Records

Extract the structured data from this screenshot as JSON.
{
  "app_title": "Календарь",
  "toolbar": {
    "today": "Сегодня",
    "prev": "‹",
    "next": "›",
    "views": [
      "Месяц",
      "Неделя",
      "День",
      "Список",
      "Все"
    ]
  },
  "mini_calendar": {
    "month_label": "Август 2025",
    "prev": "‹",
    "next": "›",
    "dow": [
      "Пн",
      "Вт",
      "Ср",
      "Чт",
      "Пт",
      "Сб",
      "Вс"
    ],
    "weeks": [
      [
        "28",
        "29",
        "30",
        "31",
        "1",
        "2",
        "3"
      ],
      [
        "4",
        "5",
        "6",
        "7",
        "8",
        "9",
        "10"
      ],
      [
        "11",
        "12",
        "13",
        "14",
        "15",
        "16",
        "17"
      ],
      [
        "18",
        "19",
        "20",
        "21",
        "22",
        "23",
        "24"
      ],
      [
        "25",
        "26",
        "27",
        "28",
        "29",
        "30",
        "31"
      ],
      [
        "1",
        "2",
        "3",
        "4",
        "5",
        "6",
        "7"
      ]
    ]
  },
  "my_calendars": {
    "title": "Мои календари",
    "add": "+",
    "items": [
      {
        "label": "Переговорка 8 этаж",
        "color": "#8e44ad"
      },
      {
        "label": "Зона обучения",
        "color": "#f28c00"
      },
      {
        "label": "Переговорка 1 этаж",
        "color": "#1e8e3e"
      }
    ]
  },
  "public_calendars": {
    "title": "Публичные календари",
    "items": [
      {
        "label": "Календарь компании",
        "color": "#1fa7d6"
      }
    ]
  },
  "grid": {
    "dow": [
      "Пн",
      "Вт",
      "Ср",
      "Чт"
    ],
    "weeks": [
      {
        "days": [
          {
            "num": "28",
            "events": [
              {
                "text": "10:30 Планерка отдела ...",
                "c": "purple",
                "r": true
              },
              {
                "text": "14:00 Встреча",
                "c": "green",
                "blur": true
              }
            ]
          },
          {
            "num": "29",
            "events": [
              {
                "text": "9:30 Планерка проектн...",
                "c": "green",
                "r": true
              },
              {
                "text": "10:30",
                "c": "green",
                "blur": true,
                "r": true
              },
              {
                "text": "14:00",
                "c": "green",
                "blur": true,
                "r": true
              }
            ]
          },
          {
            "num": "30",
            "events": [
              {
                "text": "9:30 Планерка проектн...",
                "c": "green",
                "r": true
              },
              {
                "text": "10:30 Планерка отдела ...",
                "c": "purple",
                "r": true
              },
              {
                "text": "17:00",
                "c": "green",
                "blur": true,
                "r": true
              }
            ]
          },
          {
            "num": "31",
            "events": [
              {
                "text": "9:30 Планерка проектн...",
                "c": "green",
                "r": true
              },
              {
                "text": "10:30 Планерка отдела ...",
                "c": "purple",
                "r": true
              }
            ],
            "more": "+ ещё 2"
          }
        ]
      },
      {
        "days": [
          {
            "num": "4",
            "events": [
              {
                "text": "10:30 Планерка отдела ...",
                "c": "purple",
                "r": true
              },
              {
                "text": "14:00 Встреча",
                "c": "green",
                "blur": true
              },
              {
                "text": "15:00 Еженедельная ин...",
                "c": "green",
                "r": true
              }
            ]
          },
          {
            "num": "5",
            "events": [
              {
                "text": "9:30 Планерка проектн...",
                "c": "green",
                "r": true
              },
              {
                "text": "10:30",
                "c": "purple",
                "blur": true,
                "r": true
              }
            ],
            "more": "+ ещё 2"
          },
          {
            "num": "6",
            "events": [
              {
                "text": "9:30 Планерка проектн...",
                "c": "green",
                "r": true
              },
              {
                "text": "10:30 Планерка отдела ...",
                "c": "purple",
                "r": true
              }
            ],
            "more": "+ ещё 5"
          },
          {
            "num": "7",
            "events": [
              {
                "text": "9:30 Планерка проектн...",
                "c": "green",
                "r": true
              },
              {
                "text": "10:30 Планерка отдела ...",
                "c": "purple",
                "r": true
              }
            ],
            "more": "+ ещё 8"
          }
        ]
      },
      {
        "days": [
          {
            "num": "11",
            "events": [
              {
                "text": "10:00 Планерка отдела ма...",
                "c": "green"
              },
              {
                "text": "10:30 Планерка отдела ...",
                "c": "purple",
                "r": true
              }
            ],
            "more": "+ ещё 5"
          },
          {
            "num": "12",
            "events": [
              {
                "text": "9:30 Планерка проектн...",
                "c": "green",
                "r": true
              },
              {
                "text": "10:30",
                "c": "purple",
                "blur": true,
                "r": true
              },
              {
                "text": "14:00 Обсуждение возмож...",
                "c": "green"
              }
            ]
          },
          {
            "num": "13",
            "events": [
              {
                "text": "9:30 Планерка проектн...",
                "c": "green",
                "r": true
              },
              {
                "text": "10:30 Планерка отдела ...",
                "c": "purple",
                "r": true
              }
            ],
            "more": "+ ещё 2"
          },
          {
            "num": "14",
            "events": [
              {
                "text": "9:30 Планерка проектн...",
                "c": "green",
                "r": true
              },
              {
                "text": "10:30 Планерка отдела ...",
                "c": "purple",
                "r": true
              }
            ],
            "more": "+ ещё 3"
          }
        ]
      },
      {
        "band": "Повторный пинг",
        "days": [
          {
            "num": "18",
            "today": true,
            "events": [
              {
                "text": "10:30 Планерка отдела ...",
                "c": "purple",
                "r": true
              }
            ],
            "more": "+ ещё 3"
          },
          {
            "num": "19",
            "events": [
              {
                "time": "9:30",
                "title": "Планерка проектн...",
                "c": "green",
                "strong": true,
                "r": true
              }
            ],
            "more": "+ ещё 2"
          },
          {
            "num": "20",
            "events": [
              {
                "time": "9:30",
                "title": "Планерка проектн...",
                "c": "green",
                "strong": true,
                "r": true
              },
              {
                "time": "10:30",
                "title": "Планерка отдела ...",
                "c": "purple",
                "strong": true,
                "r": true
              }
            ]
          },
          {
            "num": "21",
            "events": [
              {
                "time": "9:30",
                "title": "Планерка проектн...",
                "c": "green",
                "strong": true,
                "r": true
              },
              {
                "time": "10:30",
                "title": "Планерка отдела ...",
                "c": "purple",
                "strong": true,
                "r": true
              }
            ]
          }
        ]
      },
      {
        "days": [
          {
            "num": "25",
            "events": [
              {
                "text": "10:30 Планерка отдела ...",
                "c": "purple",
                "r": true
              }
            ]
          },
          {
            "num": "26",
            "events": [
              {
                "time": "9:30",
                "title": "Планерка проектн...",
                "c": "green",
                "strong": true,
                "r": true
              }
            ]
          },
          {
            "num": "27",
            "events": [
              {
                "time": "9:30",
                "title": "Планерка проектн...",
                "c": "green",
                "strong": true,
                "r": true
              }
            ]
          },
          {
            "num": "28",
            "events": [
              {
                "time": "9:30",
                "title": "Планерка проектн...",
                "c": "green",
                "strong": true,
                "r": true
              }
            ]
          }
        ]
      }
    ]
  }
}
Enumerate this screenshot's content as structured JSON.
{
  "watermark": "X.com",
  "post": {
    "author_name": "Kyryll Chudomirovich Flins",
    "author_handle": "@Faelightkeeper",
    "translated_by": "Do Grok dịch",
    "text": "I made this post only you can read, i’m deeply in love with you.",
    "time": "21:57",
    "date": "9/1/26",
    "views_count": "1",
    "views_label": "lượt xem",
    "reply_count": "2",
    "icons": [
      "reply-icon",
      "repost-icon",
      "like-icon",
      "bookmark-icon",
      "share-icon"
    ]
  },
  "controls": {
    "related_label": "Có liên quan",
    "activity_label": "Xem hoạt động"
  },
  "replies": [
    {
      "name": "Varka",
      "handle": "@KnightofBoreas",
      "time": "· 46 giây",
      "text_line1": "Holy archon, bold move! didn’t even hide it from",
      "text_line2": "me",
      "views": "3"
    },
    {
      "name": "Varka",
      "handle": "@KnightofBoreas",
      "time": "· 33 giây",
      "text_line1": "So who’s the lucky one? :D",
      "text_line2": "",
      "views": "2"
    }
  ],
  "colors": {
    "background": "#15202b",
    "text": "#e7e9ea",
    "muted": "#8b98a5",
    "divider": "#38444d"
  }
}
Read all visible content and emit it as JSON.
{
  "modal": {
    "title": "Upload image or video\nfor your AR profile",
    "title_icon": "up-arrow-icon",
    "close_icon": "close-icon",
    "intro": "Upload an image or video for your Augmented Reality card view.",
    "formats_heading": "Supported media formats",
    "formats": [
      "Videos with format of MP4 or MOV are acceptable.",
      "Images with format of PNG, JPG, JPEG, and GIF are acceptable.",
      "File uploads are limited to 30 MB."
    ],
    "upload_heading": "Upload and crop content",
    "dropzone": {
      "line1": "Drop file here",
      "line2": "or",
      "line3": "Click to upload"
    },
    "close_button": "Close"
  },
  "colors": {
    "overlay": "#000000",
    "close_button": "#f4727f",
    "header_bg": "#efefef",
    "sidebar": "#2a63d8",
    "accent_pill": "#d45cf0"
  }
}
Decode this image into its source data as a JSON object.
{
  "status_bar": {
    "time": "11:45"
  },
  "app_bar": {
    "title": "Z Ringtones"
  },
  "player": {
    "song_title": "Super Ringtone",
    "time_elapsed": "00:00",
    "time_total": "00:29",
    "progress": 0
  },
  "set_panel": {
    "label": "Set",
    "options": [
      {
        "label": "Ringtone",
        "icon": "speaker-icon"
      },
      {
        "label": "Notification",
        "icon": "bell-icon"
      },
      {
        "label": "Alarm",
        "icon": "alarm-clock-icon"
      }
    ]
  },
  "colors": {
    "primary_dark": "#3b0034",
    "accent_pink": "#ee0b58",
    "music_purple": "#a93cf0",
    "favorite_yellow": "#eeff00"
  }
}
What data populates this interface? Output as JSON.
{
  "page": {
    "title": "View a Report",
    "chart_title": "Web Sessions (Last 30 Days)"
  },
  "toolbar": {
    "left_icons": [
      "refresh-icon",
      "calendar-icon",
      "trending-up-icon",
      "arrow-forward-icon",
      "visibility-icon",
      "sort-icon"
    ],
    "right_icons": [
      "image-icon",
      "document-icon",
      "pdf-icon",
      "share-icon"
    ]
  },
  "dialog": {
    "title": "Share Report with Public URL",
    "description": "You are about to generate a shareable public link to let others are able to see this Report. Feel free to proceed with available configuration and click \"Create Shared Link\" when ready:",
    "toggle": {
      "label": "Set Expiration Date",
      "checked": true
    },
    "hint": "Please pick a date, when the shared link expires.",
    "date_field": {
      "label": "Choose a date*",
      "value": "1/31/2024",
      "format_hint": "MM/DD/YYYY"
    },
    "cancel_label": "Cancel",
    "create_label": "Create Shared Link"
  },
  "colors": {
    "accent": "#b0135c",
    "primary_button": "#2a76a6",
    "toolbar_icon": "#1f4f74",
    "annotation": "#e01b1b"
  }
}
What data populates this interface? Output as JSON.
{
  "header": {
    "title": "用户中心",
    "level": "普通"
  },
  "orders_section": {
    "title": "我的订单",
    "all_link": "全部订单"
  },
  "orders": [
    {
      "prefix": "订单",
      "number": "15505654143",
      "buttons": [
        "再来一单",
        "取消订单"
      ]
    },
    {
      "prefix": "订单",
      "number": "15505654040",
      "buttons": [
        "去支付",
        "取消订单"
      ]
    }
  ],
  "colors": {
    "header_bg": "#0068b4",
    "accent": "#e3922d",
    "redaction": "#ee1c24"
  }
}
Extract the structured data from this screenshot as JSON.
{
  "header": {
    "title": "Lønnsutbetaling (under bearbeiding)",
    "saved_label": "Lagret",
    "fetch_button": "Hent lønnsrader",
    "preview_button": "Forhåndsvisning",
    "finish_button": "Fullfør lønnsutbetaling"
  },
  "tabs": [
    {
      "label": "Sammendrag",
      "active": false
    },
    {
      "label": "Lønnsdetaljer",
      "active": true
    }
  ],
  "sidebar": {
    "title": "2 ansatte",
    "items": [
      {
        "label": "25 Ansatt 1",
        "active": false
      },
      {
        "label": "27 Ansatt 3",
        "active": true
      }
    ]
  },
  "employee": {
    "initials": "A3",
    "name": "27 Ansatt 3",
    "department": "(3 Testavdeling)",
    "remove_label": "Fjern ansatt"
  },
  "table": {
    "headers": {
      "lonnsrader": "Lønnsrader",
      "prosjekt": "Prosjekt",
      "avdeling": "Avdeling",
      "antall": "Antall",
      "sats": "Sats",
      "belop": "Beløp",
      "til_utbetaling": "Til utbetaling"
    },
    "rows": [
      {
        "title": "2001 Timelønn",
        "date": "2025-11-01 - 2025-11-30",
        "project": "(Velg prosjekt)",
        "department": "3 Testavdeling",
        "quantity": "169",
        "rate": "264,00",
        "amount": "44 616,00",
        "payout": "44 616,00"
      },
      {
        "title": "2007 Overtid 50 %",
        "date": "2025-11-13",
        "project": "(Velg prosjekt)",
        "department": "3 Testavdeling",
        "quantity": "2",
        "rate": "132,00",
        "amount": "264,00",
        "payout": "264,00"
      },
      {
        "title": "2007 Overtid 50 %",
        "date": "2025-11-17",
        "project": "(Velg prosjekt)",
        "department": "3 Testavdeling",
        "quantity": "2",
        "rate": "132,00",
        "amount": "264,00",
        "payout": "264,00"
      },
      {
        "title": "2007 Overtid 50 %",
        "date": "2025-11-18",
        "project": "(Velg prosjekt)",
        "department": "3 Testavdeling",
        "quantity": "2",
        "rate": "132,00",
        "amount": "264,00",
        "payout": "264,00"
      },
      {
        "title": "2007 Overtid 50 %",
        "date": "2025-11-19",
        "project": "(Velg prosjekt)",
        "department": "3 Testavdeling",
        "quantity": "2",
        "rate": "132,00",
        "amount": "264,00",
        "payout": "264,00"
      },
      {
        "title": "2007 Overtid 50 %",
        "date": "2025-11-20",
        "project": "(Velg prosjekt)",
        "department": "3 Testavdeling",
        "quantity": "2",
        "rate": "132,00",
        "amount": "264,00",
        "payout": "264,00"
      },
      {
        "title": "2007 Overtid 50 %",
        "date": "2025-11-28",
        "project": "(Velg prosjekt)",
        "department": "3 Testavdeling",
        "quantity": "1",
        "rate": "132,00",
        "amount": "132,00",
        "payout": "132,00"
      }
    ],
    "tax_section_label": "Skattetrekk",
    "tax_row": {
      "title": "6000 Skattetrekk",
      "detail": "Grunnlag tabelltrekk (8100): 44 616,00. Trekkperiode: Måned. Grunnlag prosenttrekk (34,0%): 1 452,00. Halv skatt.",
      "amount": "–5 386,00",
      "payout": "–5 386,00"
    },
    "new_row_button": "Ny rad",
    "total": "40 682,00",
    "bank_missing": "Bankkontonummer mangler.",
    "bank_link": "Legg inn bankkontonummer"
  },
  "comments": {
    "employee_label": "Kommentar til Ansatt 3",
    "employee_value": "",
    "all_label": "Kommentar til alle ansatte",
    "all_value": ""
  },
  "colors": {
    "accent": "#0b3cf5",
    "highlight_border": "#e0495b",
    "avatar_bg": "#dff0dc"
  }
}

DIRECTIONS FOR THIS TASK —
Pull every line containing "acceptable" from the data.

SOLUTION TO THIS EXERCISE —
      "Videos with format of MP4 or MOV are acceptable.",
      "Images with format of PNG, JPG, JPEG, and GIF are acceptable.",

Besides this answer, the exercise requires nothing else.